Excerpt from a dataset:
* * * * *
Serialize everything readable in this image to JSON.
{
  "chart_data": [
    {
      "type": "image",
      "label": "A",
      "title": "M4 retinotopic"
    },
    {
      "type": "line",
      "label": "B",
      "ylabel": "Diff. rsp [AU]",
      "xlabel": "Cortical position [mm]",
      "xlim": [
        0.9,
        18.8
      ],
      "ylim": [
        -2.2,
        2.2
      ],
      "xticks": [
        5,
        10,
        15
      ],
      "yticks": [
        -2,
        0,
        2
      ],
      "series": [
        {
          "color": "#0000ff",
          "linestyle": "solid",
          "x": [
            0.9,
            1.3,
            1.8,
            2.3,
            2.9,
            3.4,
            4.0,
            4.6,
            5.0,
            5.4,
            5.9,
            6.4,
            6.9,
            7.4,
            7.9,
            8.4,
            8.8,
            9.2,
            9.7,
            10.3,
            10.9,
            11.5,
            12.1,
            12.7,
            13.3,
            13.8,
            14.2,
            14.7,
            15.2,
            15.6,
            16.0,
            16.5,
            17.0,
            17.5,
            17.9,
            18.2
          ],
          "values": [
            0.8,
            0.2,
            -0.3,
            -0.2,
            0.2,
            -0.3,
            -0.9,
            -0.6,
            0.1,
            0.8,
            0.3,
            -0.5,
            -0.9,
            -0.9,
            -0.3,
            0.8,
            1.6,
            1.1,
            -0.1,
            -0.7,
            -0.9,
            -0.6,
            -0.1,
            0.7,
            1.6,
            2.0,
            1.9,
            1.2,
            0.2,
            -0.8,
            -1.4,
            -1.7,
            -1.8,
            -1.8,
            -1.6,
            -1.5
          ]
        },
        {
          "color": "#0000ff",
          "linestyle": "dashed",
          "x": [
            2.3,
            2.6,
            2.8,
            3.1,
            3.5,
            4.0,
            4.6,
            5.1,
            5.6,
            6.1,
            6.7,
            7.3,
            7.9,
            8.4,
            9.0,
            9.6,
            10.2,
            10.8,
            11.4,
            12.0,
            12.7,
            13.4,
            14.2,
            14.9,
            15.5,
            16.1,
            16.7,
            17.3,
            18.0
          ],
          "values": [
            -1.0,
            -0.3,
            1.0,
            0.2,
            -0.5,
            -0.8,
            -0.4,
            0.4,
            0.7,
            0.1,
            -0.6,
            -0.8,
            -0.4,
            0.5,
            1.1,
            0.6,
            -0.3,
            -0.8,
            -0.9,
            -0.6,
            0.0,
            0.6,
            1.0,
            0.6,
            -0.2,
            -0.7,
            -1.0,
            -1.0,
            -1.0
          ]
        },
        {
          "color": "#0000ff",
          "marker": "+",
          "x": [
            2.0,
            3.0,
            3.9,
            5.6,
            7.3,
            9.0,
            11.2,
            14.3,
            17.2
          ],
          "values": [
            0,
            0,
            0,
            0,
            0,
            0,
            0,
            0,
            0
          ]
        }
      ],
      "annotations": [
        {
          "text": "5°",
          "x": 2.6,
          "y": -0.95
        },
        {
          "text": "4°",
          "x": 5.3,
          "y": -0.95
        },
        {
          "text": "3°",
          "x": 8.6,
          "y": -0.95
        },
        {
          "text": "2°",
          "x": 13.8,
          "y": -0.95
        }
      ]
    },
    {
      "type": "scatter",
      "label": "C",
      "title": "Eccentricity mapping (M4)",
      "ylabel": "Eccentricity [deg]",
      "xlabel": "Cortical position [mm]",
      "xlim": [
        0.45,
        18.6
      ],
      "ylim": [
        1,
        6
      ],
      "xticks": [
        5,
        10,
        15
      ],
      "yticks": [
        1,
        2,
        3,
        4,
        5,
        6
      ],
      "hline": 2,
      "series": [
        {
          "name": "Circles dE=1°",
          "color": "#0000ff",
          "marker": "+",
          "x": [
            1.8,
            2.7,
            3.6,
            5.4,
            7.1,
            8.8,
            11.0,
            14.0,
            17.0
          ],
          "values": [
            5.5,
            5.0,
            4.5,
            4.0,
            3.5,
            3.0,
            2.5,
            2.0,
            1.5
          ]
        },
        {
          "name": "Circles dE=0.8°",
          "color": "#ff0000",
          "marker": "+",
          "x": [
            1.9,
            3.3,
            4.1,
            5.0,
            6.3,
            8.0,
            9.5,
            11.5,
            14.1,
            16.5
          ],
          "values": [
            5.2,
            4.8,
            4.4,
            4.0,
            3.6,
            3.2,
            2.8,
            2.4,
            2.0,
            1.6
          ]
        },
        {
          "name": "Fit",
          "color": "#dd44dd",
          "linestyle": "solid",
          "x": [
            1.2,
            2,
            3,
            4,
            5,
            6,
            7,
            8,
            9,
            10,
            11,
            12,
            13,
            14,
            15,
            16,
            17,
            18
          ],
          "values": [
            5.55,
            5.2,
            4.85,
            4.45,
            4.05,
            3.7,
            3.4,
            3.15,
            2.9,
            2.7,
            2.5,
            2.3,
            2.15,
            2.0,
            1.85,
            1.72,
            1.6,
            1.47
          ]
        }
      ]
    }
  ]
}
* * * * *
▶ **THE PROBLEM**:
Take the lines above and print them exactly.

▶ **THE ANSWER**:
Serialize everything readable in this image to JSON.
{
  "chart_data": [
    {
      "type": "image",
      "label": "A",
      "title": "M4 retinotopic"
    },
    {
      "type": "line",
      "label": "B",
      "ylabel": "Diff. rsp [AU]",
      "xlabel": "Cortical position [mm]",
      "xlim": [
        0.9,
        18.8
      ],
      "ylim": [
        -2.2,
        2.2
      ],
      "xticks": [
        5,
        10,
        15
      ],
      "yticks": [
        -2,
        0,
        2
      ],
      "series": [
        {
          "color": "#0000ff",
          "linestyle": "solid",
          "x": [
            0.9,
            1.3,
            1.8,
            2.3,
            2.9,
            3.4,
            4.0,
            4.6,
            5.0,
            5.4,
            5.9,
            6.4,
            6.9,
            7.4,
            7.9,
            8.4,
            8.8,
            9.2,
            9.7,
            10.3,
            10.9,
            11.5,
            12.1,
            12.7,
            13.3,
            13.8,
            14.2,
            14.7,
            15.2,
            15.6,
            16.0,
            16.5,
            17.0,
            17.5,
            17.9,
            18.2
          ],
          "values": [
            0.8,
            0.2,
            -0.3,
            -0.2,
            0.2,
            -0.3,
            -0.9,
            -0.6,
            0.1,
            0.8,
            0.3,
            -0.5,
            -0.9,
            -0.9,
            -0.3,
            0.8,
            1.6,
            1.1,
            -0.1,
            -0.7,
            -0.9,
            -0.6,
            -0.1,
            0.7,
            1.6,
            2.0,
            1.9,
            1.2,
            0.2,
            -0.8,
            -1.4,
            -1.7,
            -1.8,
            -1.8,
            -1.6,
            -1.5
          ]
        },
        {
          "color": "#0000ff",
          "linestyle": "dashed",
          "x": [
            2.3,
            2.6,
            2.8,
            3.1,
            3.5,
            4.0,
            4.6,
            5.1,
            5.6,
            6.1,
            6.7,
            7.3,
            7.9,
            8.4,
            9.0,
            9.6,
            10.2,
            10.8,
            11.4,
            12.0,
            12.7,
            13.4,
            14.2,
            14.9,
            15.5,
            16.1,
            16.7,
            17.3,
            18.0
          ],
          "values": [
            -1.0,
            -0.3,
            1.0,
            0.2,
            -0.5,
            -0.8,
            -0.4,
            0.4,
            0.7,
            0.1,
            -0.6,
            -0.8,
            -0.4,
            0.5,
            1.1,
            0.6,
            -0.3,
            -0.8,
            -0.9,
            -0.6,
            0.0,
            0.6,
            1.0,
            0.6,
            -0.2,
            -0.7,
            -1.0,
            -1.0,
            -1.0
          ]
        },
        {
          "color": "#0000ff",
          "marker": "+",
          "x": [
            2.0,
            3.0,
            3.9,
            5.6,
            7.3,
            9.0,
            11.2,
            14.3,
            17.2
          ],
          "values": [
            0,
            0,
            0,
            0,
            0,
            0,
            0,
            0,
            0
          ]
        }
      ],
      "annotations": [
        {
          "text": "5°",
          "x": 2.6,
          "y": -0.95
        },
        {
          "text": "4°",
          "x": 5.3,
          "y": -0.95
        },
        {
          "text": "3°",
          "x": 8.6,
          "y": -0.95
        },
        {
          "text": "2°",
          "x": 13.8,
          "y": -0.95
        }
      ]
    },
    {
      "type": "scatter",
      "label": "C",
      "title": "Eccentricity mapping (M4)",
      "ylabel": "Eccentricity [deg]",
      "xlabel": "Cortical position [mm]",
      "xlim": [
        0.45,
        18.6
      ],
      "ylim": [
        1,
        6
      ],
      "xticks": [
        5,
        10,
        15
      ],
      "yticks": [
        1,
        2,
        3,
        4,
        5,
        6
      ],
      "hline": 2,
      "series": [
        {
          "name": "Circles dE=1°",
          "color": "#0000ff",
          "marker": "+",
          "x": [
            1.8,
            2.7,
            3.6,
            5.4,
            7.1,
            8.8,
            11.0,
            14.0,
            17.0
          ],
          "values": [
            5.5,
            5.0,
            4.5,
            4.0,
            3.5,
            3.0,
            2.5,
            2.0,
            1.5
          ]
        },
        {
          "name": "Circles dE=0.8°",
          "color": "#ff0000",
          "marker": "+",
          "x": [
            1.9,
            3.3,
            4.1,
            5.0,
            6.3,
            8.0,
            9.5,
            11.5,
            14.1,
            16.5
          ],
          "values": [
            5.2,
            4.8,
            4.4,
            4.0,
            3.6,
            3.2,
            2.8,
            2.4,
            2.0,
            1.6
          ]
        },
        {
          "name": "Fit",
          "color": "#dd44dd",
          "linestyle": "solid",
          "x": [
            1.2,
            2,
            3,
            4,
            5,
            6,
            7,
            8,
            9,
            10,
            11,
            12,
            13,
            14,
            15,
            16,
            17,
            18
          ],
          "values": [
            5.55,
            5.2,
            4.85,
            4.45,
            4.05,
            3.7,
            3.4,
            3.15,
            2.9,
            2.7,
            2.5,
            2.3,
            2.15,
            2.0,
            1.85,
            1.72,
            1.6,
            1.47
          ]
        }
      ]
    }
  ]
}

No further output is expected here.